The request:
Repeat the part of the records that opens with the line containing "histogram-bar [709, 152, 716, 534]" and closes with the line containing "histogram-bar [334, 160, 342, 534]", reproducing each line without change.

-=-=-

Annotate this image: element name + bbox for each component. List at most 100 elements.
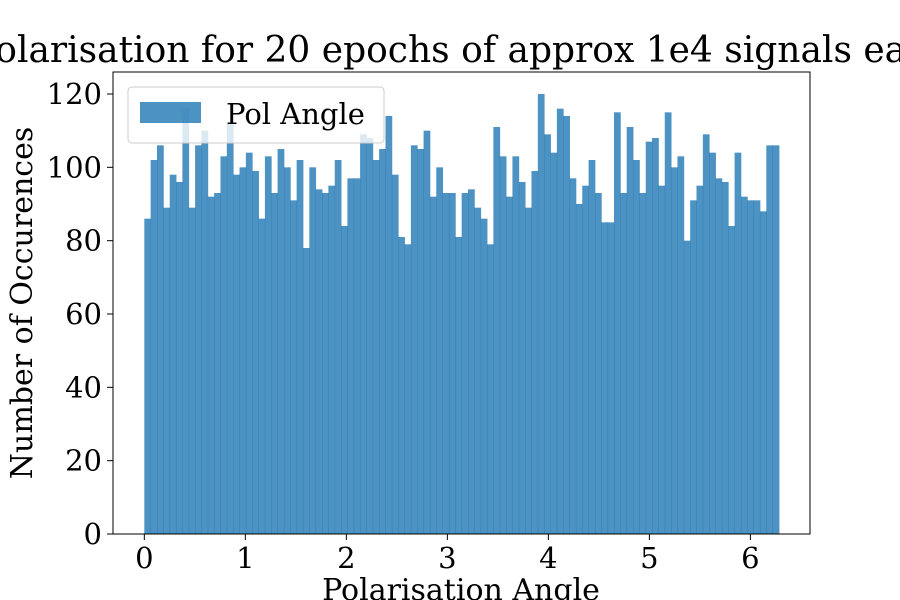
histogram-bar [709, 152, 716, 534]
x-tick-label: 3 [438, 541, 456, 575]
histogram-bar [302, 248, 310, 534]
x-tick-label: 5 [640, 541, 658, 575]
histogram-bar [410, 145, 418, 535]
histogram-bar [220, 156, 228, 535]
histogram-bar [429, 196, 437, 534]
x-tick-label: 6 [741, 541, 759, 575]
histogram-bar [157, 145, 164, 535]
histogram-bar [353, 178, 361, 535]
histogram-bar [455, 237, 463, 534]
histogram-bar [379, 149, 386, 534]
histogram-bar [207, 196, 215, 534]
y-tick-label: 120 [47, 77, 102, 111]
histogram-bar [480, 218, 488, 534]
histogram-bar [715, 178, 723, 535]
histogram-bar [201, 130, 209, 534]
x-axis-ticks: 0 1 2 3 4 5 6 [135, 534, 760, 575]
histogram-bar [309, 167, 317, 535]
histogram-bar [671, 167, 678, 535]
histogram-bar [601, 222, 609, 535]
histogram-bar [728, 226, 735, 534]
histogram-bar [334, 160, 342, 534]
histogram-bar [398, 237, 405, 534]
legend-label: Pol Angle [226, 97, 365, 131]
histogram-bar [436, 167, 444, 535]
histogram-bar [271, 193, 279, 534]
histogram-bar [506, 196, 513, 534]
histogram-bar [518, 182, 526, 534]
histogram-bar [658, 185, 666, 534]
histogram-bar [169, 174, 177, 534]
histogram-bar [575, 204, 583, 534]
x-tick-label: 2 [337, 541, 355, 575]
histogram-bar [487, 244, 494, 535]
histogram-bar [556, 108, 564, 535]
histogram-bar [474, 207, 482, 534]
histogram-bar [341, 226, 348, 534]
histogram-bar [195, 145, 202, 535]
histogram-bar [328, 185, 336, 534]
histogram-bar [372, 160, 380, 534]
histogram-bar [461, 193, 469, 534]
y-tick-label: 40 [65, 370, 102, 404]
histogram-bar [493, 127, 501, 534]
histogram-bar [753, 200, 761, 535]
y-tick-label: 20 [65, 444, 102, 478]
histogram-bar [664, 112, 672, 534]
histogram-bar [588, 160, 596, 534]
y-tick-label: 0 [84, 517, 102, 551]
histogram-bar [176, 182, 183, 534]
y-axis-ticks: 0 20 40 60 80 100 120 [47, 77, 113, 551]
histogram-bar [607, 222, 615, 535]
histogram-bar [525, 207, 532, 534]
histogram-bar [740, 196, 748, 534]
histogram-bar [144, 218, 152, 534]
histogram-bar [537, 94, 545, 534]
histogram-bar [385, 116, 393, 534]
histogram-bar [759, 211, 767, 535]
histogram-bar [347, 178, 355, 535]
histogram-bar [360, 134, 367, 535]
x-axis-label: Polarisation Angle [322, 573, 600, 600]
histogram-bar [245, 152, 253, 534]
histogram-bar [569, 178, 577, 535]
histogram-bar [290, 200, 298, 535]
histogram-bar [315, 189, 323, 535]
y-tick-label: 100 [47, 150, 102, 184]
x-tick-label: 0 [135, 541, 153, 575]
x-tick-label: 4 [539, 541, 557, 575]
histogram-bars [144, 94, 780, 535]
x-tick-label: 1 [236, 541, 254, 575]
histogram-bar [468, 189, 475, 535]
histogram-bar [677, 156, 685, 535]
histogram-bar [423, 130, 431, 534]
histogram-bar [550, 152, 558, 534]
histogram-bar [613, 112, 621, 534]
histogram-bar [214, 193, 221, 534]
histogram-bar [531, 171, 539, 534]
histogram-bar [264, 156, 272, 535]
legend: Pol Angle [127, 86, 385, 144]
histogram-bar [696, 185, 704, 534]
histogram-bar [544, 134, 551, 535]
histogram-bar [163, 207, 171, 534]
histogram-bar [652, 138, 659, 534]
histogram-bar [283, 167, 291, 535]
legend-swatch [140, 102, 201, 123]
histogram-bar [626, 127, 634, 534]
histogram-bar [296, 160, 304, 534]
histogram-bar [499, 156, 507, 535]
y-axis-label: Number of Occurences [5, 127, 40, 479]
y-tick-label: 60 [65, 297, 102, 331]
histogram-bar [690, 200, 697, 535]
histogram-bar [277, 149, 285, 534]
histogram-bar [258, 218, 266, 534]
histogram-bar [239, 167, 247, 535]
histogram-bar [582, 185, 590, 534]
chart-title: Polarisation for 20 epochs of approx 1e4… [0, 30, 900, 71]
histogram-bar [391, 174, 399, 534]
histogram-bar [772, 145, 780, 535]
histogram-bar [734, 152, 742, 534]
histogram-bar [512, 156, 520, 535]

-=-=-

In response:
histogram-bar [709, 152, 716, 534]
x-tick-label: 3 [438, 541, 456, 575]
histogram-bar [302, 248, 310, 534]
x-tick-label: 5 [640, 541, 658, 575]
histogram-bar [410, 145, 418, 535]
histogram-bar [220, 156, 228, 535]
histogram-bar [429, 196, 437, 534]
x-tick-label: 6 [741, 541, 759, 575]
histogram-bar [157, 145, 164, 535]
histogram-bar [353, 178, 361, 535]
histogram-bar [455, 237, 463, 534]
histogram-bar [379, 149, 386, 534]
histogram-bar [207, 196, 215, 534]
y-tick-label: 120 [47, 77, 102, 111]
histogram-bar [480, 218, 488, 534]
histogram-bar [715, 178, 723, 535]
histogram-bar [201, 130, 209, 534]
x-axis-ticks: 0 1 2 3 4 5 6 [135, 534, 760, 575]
histogram-bar [309, 167, 317, 535]
histogram-bar [671, 167, 678, 535]
histogram-bar [601, 222, 609, 535]
histogram-bar [728, 226, 735, 534]
histogram-bar [334, 160, 342, 534]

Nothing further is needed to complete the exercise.